== Task requirements ==
Edit the lines from the one containing "Patent image size: (861, 957)." through the one containing "The box 50 is at (663, 533)." by putting "braking" in place of "brake" and leaving everything else unchanged.

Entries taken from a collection
────

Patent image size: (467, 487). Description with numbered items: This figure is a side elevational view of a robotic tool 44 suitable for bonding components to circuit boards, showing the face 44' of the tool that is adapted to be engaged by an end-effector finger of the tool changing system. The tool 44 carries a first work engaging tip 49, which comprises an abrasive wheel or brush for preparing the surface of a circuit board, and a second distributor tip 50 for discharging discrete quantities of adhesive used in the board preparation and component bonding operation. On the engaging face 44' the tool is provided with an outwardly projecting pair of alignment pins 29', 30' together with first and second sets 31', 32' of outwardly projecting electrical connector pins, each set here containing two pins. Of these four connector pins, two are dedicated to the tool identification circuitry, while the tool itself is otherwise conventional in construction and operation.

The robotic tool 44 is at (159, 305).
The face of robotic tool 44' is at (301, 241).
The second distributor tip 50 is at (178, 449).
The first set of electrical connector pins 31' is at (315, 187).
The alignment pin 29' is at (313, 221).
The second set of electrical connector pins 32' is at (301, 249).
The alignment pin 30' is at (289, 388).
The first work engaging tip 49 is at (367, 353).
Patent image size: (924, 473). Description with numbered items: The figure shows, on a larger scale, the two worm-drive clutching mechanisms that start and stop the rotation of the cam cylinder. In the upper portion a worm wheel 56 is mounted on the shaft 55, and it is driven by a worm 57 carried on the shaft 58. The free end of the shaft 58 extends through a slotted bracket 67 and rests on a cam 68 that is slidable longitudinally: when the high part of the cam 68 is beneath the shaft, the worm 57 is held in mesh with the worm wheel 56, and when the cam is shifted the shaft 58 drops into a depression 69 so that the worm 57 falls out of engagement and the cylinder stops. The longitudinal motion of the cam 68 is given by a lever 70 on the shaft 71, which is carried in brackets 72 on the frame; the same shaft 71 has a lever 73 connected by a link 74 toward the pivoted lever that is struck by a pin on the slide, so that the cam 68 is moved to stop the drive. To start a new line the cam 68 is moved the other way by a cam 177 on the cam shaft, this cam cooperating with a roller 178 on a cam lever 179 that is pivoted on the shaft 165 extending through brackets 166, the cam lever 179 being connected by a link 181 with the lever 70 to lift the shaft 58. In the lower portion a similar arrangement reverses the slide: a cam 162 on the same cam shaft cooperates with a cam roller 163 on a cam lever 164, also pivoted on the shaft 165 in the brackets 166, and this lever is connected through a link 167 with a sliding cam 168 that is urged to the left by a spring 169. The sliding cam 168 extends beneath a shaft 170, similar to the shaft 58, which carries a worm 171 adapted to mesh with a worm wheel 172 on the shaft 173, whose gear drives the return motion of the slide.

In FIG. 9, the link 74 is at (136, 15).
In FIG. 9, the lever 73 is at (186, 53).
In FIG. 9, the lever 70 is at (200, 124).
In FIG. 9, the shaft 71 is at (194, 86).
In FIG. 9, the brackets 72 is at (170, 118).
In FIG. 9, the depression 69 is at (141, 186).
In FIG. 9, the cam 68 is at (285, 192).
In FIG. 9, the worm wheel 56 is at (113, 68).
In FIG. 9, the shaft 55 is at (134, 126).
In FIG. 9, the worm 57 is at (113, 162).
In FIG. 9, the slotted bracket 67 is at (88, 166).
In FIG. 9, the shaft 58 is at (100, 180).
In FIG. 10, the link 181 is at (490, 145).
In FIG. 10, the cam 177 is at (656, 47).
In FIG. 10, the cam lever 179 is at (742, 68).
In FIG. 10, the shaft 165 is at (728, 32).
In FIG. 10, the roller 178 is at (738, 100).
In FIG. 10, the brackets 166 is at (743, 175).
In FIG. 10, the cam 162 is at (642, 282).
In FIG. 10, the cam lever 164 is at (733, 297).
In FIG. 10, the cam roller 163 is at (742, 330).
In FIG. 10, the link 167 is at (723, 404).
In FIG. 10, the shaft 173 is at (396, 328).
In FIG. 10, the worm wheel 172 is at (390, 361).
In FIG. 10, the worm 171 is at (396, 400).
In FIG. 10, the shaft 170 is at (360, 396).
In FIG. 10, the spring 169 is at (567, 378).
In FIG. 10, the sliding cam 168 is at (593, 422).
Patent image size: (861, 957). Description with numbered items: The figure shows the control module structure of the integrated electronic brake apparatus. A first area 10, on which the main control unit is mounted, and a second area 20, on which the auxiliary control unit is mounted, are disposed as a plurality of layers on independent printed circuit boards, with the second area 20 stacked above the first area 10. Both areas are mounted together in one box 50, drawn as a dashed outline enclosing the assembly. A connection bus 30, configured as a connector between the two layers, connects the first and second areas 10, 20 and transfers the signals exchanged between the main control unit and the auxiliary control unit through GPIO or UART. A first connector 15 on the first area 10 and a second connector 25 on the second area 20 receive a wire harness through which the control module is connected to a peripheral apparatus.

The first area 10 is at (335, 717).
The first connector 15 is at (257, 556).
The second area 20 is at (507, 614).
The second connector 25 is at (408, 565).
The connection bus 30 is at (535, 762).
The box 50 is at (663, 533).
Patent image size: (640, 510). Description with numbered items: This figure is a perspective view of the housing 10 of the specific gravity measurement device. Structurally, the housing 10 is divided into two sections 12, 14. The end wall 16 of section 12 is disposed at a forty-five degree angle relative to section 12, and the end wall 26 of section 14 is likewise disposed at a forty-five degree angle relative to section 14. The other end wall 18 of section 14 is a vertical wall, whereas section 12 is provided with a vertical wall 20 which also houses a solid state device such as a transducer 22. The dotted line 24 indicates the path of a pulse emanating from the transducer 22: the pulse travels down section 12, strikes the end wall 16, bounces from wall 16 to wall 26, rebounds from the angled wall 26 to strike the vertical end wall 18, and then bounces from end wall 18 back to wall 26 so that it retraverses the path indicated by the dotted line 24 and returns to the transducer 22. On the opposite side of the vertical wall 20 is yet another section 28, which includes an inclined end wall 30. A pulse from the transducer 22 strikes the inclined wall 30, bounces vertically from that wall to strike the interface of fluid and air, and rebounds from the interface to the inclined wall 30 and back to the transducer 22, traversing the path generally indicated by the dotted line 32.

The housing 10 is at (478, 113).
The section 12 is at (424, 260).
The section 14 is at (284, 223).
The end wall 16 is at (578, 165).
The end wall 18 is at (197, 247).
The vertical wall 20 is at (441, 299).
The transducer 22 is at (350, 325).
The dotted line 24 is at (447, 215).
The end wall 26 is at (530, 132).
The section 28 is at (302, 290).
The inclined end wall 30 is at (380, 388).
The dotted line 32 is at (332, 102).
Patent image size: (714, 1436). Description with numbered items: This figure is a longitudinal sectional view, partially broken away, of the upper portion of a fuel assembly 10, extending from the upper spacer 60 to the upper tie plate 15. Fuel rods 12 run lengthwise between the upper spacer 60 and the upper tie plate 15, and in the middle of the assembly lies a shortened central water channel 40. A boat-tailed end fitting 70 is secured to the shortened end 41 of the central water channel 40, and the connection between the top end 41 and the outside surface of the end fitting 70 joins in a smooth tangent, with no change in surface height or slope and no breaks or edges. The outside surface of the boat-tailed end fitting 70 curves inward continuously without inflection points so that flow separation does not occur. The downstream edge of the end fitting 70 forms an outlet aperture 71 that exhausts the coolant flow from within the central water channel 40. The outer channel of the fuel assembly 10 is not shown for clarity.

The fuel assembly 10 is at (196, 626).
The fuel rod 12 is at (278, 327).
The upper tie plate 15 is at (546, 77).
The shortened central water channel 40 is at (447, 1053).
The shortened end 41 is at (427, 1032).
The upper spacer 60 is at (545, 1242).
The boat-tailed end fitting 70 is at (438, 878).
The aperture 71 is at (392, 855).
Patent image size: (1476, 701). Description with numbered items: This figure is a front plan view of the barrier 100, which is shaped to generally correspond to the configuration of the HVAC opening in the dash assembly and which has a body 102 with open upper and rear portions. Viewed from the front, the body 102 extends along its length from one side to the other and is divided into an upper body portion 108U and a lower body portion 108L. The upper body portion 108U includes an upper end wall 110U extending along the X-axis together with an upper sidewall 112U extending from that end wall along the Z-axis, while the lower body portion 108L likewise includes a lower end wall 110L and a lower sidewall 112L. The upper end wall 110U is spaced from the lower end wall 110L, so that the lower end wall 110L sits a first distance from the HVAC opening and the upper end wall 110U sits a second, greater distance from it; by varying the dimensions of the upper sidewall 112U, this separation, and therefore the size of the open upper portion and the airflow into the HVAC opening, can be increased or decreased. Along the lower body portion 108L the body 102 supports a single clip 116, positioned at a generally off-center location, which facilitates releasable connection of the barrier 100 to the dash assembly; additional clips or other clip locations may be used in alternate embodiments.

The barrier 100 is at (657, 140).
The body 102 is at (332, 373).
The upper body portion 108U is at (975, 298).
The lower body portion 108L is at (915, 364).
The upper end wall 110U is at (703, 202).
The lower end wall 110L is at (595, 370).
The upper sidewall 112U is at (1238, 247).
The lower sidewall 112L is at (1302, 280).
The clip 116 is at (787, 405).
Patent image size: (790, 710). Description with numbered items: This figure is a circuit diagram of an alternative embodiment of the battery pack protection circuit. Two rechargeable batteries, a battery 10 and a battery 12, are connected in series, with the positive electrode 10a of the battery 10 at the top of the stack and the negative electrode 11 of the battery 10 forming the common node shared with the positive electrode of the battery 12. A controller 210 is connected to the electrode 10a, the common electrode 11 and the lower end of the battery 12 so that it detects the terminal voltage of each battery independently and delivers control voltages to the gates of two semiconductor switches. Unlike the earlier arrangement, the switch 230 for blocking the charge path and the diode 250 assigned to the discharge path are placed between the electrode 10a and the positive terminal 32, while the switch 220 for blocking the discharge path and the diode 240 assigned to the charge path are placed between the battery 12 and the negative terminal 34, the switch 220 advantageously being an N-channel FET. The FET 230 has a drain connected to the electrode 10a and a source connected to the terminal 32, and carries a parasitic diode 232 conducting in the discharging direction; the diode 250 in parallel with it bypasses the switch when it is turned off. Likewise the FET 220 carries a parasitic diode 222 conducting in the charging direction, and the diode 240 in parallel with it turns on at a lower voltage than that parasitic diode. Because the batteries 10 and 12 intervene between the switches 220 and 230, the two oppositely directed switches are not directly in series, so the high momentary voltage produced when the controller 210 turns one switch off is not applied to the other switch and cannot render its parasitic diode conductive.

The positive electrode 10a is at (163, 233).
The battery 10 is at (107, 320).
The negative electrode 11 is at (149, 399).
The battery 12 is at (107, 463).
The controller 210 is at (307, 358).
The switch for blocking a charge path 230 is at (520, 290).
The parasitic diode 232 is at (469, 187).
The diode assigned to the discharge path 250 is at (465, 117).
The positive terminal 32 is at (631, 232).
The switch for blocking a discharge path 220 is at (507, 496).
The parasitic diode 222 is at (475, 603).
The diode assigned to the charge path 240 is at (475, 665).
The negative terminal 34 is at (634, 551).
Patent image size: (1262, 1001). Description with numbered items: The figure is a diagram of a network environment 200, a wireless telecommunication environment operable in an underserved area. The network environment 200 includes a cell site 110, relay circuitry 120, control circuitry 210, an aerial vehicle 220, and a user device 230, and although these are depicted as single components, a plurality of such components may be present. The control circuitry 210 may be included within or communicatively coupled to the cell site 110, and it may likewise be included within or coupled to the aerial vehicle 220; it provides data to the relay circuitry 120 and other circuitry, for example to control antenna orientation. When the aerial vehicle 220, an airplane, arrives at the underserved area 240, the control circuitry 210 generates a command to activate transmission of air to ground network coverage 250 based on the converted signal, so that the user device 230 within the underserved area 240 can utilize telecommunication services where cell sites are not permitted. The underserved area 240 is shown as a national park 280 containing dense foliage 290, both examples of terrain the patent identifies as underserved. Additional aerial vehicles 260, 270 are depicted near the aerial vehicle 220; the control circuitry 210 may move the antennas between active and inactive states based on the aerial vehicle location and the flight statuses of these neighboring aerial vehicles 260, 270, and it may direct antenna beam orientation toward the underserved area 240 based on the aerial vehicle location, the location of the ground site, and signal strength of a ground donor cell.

────

== Exercise output ==
Patent image size: (861, 957). Description with numbered items: The figure shows the control module structure of the integrated electronic braking apparatus. A first area 10, on which the main control unit is mounted, and a second area 20, on which the auxiliary control unit is mounted, are disposed as a plurality of layers on independent printed circuit boards, with the second area 20 stacked above the first area 10. Both areas are mounted together in one box 50, drawn as a dashed outline enclosing the assembly. A connection bus 30, configured as a connector between the two layers, connects the first and second areas 10, 20 and transfers the signals exchanged between the main control unit and the auxiliary control unit through GPIO or UART. A first connector 15 on the first area 10 and a second connector 25 on the second area 20 receive a wire harness through which the control module is connected to a peripheral apparatus.

The first area 10 is at (335, 717).
The first connector 15 is at (257, 556).
The second area 20 is at (507, 614).
The second connector 25 is at (408, 565).
The connection bus 30 is at (535, 762).
The box 50 is at (663, 533).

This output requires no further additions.